>> start
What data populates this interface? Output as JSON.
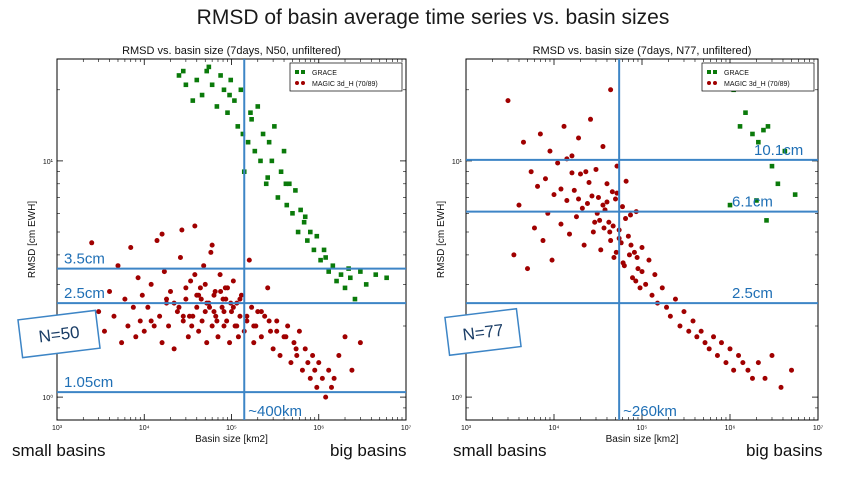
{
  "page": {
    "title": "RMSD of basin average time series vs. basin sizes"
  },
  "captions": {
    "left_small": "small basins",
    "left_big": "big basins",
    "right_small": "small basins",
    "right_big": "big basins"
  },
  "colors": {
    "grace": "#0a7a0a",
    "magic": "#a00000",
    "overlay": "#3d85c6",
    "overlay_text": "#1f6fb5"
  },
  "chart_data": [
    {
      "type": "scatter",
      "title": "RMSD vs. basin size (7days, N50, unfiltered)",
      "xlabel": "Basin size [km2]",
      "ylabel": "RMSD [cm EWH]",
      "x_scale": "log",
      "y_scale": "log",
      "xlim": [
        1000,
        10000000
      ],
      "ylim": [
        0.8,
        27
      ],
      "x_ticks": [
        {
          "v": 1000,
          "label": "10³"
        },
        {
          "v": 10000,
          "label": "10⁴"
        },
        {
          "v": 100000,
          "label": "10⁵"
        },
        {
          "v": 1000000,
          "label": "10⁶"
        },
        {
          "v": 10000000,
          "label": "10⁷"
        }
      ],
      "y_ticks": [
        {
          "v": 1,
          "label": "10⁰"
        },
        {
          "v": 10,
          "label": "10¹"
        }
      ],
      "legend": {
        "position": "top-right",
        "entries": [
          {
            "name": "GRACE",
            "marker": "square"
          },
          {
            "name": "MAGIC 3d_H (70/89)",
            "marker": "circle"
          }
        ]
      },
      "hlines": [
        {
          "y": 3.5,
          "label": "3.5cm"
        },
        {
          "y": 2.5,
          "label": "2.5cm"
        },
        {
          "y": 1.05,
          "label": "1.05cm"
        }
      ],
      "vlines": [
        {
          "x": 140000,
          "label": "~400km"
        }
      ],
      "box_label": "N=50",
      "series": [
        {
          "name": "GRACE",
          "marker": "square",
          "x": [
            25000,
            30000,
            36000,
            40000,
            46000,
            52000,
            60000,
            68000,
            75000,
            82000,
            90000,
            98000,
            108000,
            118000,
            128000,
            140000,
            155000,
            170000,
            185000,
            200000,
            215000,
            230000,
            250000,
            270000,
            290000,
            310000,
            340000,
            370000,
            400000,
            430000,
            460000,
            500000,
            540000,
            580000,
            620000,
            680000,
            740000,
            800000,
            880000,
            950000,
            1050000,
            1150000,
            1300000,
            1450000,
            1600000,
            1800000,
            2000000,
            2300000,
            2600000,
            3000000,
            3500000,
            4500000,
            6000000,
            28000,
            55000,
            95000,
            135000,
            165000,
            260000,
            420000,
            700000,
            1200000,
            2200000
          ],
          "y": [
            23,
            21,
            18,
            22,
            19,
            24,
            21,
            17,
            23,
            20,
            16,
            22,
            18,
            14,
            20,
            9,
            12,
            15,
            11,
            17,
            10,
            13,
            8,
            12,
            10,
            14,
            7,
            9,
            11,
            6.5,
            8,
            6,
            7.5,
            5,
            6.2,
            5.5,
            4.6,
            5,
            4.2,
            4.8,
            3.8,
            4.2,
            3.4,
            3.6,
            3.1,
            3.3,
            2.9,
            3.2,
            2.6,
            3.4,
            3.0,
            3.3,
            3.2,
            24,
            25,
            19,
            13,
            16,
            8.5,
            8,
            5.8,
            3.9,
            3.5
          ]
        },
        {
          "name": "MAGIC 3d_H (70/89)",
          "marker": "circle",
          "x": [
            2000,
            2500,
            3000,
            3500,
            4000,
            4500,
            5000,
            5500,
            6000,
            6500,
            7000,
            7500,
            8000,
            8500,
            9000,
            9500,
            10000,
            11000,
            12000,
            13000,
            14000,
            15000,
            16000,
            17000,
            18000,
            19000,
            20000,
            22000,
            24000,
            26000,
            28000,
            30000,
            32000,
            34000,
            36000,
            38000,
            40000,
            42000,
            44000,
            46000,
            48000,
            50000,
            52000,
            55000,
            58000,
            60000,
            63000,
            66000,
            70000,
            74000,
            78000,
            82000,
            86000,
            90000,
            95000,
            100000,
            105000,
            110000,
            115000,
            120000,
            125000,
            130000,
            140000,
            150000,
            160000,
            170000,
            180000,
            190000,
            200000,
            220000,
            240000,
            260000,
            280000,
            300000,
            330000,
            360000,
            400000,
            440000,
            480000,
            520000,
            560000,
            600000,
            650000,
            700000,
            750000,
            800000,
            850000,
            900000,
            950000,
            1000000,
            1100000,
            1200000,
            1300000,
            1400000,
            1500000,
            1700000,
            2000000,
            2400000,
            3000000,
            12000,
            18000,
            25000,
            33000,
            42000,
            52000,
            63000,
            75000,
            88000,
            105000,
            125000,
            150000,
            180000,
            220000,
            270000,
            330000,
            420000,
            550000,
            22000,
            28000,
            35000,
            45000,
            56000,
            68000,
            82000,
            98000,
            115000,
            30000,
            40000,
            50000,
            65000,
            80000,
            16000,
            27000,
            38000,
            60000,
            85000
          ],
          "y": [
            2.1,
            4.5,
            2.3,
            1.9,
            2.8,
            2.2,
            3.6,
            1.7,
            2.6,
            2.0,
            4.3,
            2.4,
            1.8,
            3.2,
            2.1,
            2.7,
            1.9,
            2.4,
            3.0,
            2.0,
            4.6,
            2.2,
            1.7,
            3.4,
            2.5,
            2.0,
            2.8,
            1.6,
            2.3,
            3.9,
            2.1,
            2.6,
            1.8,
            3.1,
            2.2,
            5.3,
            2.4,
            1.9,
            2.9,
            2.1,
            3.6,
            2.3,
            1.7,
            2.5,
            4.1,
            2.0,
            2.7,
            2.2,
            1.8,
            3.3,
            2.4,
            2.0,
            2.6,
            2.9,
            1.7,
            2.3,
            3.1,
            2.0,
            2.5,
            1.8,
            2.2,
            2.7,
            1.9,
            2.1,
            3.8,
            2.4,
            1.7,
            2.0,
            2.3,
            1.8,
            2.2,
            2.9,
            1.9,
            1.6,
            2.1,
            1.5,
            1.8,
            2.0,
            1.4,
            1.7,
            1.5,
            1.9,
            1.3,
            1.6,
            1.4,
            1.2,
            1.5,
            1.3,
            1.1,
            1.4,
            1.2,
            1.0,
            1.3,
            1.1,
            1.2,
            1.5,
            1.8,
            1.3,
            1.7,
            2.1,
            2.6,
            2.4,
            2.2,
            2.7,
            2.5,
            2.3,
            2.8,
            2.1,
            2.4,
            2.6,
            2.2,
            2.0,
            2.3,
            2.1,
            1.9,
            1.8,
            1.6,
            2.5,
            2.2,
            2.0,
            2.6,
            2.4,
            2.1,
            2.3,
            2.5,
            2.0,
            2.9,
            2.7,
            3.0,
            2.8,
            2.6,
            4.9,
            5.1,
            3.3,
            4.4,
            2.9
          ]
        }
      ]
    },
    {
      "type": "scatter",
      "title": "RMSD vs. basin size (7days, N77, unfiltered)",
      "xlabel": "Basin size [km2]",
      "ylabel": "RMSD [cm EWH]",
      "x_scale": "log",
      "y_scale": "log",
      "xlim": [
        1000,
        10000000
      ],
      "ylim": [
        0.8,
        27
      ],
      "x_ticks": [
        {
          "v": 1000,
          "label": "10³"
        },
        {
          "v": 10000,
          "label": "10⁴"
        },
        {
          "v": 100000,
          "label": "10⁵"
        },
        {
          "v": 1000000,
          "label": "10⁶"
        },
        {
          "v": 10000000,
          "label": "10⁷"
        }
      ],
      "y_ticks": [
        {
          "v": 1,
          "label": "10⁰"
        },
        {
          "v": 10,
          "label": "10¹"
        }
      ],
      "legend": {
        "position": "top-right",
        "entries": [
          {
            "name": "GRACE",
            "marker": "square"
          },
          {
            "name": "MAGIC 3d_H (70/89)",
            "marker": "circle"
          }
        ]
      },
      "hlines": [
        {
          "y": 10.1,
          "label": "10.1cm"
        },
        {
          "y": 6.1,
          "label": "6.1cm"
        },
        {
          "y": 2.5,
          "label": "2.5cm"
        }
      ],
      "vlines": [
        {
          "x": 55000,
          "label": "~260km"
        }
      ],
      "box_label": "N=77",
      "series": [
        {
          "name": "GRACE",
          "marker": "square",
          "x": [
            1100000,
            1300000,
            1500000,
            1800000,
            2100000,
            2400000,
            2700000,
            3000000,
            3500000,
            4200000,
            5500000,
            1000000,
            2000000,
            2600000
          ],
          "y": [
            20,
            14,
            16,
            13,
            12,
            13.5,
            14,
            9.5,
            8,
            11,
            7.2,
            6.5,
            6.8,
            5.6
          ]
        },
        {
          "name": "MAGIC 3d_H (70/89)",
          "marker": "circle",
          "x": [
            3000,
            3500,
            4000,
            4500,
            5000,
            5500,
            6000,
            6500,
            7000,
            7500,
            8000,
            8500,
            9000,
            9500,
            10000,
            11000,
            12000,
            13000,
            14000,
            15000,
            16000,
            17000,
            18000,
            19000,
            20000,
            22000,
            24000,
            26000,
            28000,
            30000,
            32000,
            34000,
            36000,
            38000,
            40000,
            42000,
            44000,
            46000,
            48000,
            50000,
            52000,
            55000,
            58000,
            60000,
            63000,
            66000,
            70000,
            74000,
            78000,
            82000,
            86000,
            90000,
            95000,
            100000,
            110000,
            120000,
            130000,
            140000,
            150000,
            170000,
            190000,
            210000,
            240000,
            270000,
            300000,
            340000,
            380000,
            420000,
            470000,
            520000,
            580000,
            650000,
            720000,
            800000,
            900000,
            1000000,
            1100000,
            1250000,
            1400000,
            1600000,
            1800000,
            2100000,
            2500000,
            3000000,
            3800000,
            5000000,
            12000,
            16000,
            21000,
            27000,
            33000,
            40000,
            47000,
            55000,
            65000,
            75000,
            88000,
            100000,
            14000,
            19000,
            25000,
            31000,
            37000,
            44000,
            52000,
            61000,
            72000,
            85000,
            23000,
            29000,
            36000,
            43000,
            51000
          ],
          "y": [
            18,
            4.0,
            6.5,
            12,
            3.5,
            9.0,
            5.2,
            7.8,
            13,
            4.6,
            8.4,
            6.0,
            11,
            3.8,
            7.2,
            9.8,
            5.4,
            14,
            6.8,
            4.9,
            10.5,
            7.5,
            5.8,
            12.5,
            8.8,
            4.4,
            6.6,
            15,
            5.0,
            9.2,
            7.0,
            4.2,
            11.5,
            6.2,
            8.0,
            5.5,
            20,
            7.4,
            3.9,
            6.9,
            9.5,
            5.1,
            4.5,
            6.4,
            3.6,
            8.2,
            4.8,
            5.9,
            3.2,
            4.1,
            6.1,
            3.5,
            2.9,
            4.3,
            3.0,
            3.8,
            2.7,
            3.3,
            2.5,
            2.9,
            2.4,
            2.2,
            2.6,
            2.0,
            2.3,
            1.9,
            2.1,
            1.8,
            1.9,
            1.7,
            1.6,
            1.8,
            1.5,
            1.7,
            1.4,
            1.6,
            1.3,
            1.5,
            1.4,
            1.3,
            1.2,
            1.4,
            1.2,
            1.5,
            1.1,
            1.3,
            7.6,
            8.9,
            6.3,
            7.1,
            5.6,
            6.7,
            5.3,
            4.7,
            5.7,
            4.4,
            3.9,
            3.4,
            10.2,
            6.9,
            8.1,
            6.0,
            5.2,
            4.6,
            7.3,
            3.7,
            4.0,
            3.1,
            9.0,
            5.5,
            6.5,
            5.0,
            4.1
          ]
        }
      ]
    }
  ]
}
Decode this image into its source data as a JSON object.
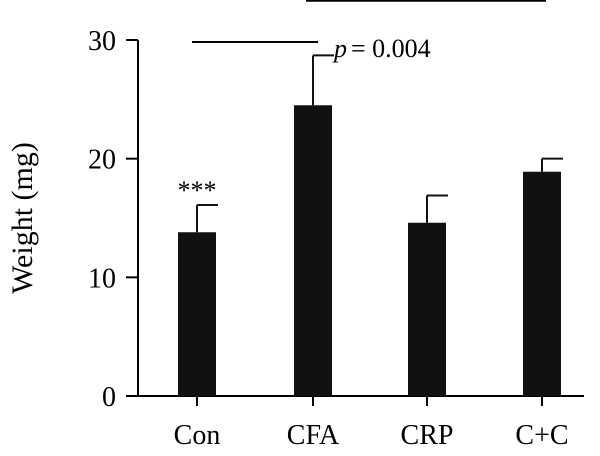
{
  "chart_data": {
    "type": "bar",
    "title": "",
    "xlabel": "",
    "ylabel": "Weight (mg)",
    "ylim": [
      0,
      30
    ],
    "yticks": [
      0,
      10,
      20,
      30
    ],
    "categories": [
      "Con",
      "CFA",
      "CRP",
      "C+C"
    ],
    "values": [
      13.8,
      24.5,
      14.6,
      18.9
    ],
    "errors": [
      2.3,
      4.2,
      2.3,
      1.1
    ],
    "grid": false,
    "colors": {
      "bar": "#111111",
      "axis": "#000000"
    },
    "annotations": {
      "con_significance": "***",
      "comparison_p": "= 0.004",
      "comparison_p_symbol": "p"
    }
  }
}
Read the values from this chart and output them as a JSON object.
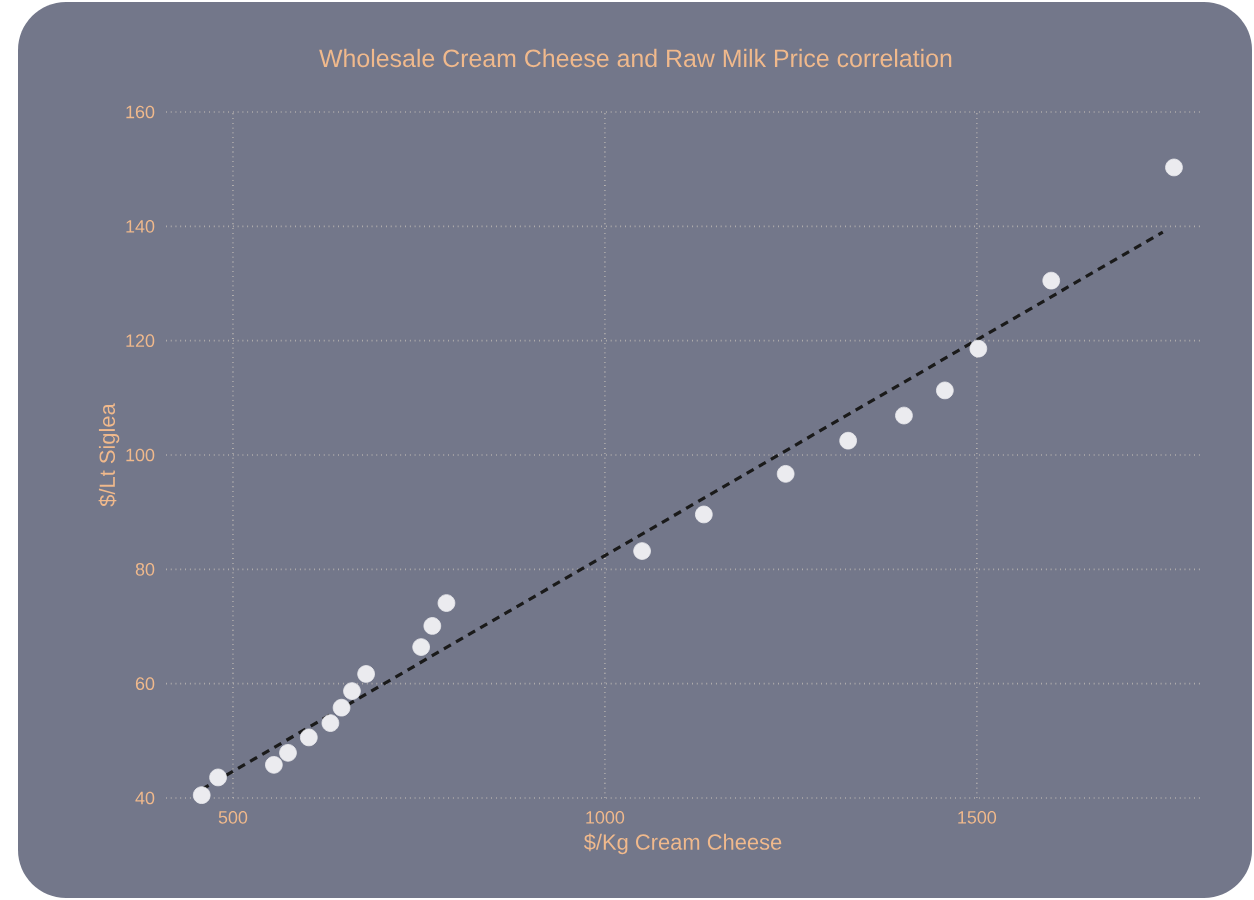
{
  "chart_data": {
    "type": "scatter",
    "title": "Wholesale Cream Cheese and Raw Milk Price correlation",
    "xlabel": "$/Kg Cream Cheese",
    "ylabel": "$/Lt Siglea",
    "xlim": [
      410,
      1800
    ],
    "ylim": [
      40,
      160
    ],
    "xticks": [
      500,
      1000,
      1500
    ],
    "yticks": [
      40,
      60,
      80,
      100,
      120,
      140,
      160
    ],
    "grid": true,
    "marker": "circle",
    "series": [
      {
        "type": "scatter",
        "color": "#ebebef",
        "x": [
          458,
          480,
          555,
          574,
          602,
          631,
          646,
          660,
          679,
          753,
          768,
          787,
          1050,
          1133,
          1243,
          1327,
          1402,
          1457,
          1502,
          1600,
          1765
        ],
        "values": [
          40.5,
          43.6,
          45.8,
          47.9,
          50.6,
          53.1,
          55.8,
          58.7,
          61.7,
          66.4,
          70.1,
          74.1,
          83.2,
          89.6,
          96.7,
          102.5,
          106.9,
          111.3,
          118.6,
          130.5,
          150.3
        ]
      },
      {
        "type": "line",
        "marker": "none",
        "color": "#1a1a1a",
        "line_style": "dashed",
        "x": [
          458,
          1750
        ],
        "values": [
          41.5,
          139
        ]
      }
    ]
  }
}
>> end
What is the number of lines in these records that contain "object"? Reply with the number only.

Task response: 2